SOURCE MATERIAL ->
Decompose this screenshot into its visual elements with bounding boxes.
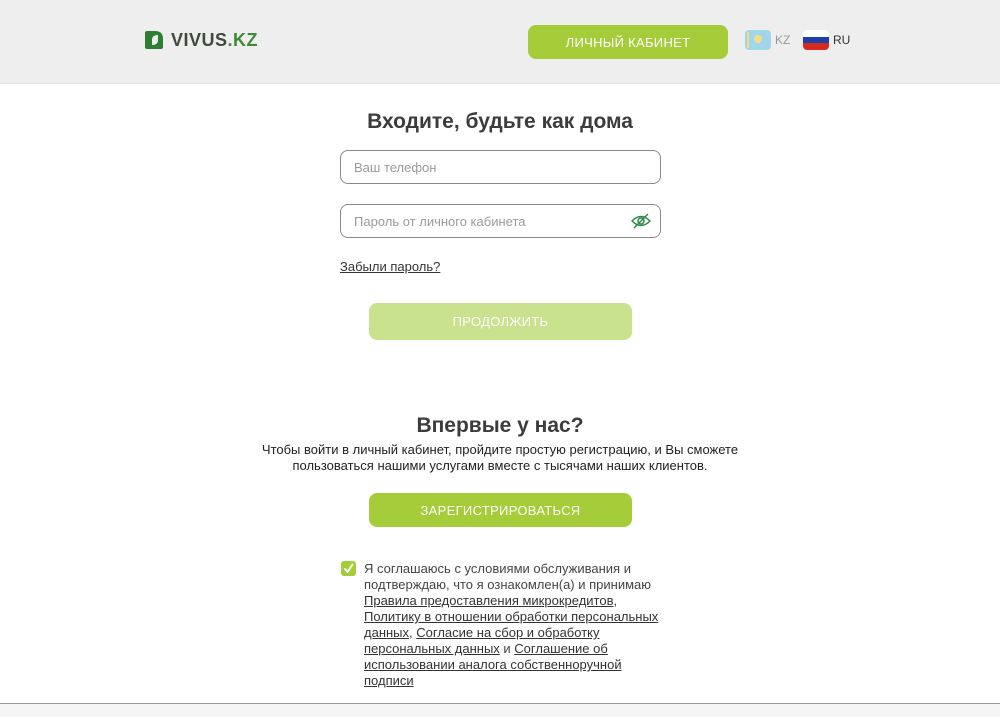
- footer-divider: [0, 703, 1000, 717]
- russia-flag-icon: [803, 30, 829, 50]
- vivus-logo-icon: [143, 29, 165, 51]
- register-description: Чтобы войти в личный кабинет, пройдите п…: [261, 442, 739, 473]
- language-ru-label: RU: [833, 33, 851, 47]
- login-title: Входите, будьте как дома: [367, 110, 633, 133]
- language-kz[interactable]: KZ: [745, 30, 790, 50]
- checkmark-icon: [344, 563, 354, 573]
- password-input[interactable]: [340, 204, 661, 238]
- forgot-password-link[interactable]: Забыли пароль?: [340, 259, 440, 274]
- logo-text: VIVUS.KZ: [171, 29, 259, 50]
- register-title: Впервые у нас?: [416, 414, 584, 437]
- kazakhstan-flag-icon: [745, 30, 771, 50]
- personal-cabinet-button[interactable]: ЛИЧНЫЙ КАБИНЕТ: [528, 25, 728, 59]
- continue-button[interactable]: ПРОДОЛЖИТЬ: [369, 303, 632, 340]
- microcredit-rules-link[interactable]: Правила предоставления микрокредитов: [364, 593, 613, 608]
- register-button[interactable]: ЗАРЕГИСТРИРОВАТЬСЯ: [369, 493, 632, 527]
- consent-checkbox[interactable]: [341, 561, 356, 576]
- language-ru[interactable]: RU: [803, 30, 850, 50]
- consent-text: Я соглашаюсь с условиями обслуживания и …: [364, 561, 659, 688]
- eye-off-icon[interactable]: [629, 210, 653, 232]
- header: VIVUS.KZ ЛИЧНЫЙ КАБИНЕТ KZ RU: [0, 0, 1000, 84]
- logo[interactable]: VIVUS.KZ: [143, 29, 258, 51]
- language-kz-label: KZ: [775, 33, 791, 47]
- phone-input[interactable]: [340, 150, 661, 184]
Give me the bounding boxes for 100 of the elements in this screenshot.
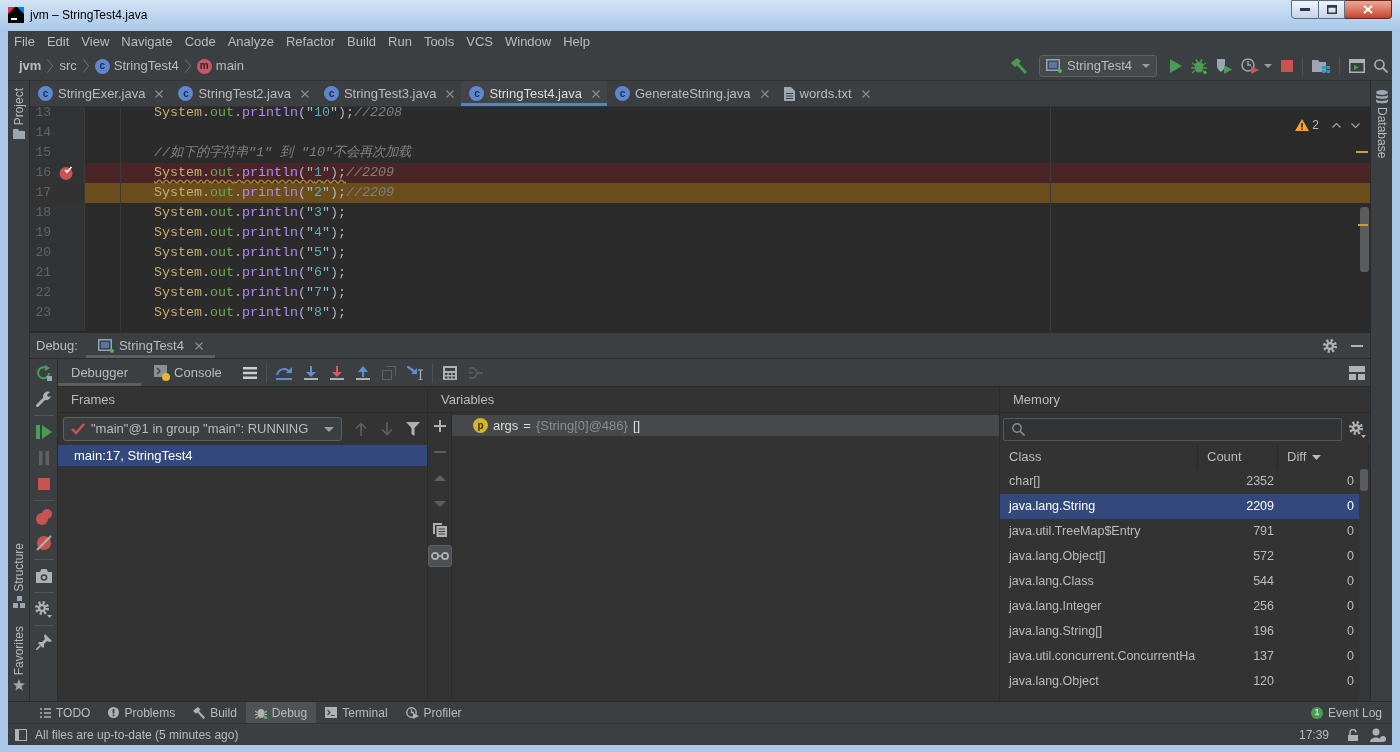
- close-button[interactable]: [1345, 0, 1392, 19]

TASK GOAL ->
Can you reproduce every line of the items above without a single change, leaving out the pictures?

EXERCISE SOLUTION ->
Decompose this screenshot into its visual elements with bounding boxes.
- footer-divider: [0, 703, 1000, 717]
- russia-flag-icon: [803, 30, 829, 50]
- vivus-logo-icon: [143, 29, 165, 51]
- register-description: Чтобы войти в личный кабинет, пройдите п…: [261, 442, 739, 473]
- language-ru-label: RU: [833, 33, 851, 47]
- login-title: Входите, будьте как дома: [367, 110, 633, 133]
- language-kz[interactable]: KZ: [745, 30, 790, 50]
- checkmark-icon: [344, 563, 354, 573]
- password-input[interactable]: [340, 204, 661, 238]
- forgot-password-link[interactable]: Забыли пароль?: [340, 259, 440, 274]
- logo-text: VIVUS.KZ: [171, 29, 259, 50]
- register-title: Впервые у нас?: [416, 414, 584, 437]
- kazakhstan-flag-icon: [745, 30, 771, 50]
- personal-cabinet-button[interactable]: ЛИЧНЫЙ КАБИНЕТ: [528, 25, 728, 59]
- continue-button[interactable]: ПРОДОЛЖИТЬ: [369, 303, 632, 340]
- microcredit-rules-link[interactable]: Правила предоставления микрокредитов: [364, 593, 613, 608]
- register-button[interactable]: ЗАРЕГИСТРИРОВАТЬСЯ: [369, 493, 632, 527]
- consent-checkbox[interactable]: [341, 561, 356, 576]
- language-ru[interactable]: RU: [803, 30, 850, 50]
- consent-text: Я соглашаюсь с условиями обслуживания и …: [364, 561, 659, 688]
- eye-off-icon[interactable]: [629, 210, 653, 232]
- header: VIVUS.KZ ЛИЧНЫЙ КАБИНЕТ KZ RU: [0, 0, 1000, 84]
- logo[interactable]: VIVUS.KZ: [143, 29, 258, 51]
- language-kz-label: KZ: [775, 33, 791, 47]
- phone-input[interactable]: [340, 150, 661, 184]
Give me the bounding boxes for 100 of the elements in this screenshot.
- close-button[interactable]: [1345, 0, 1392, 19]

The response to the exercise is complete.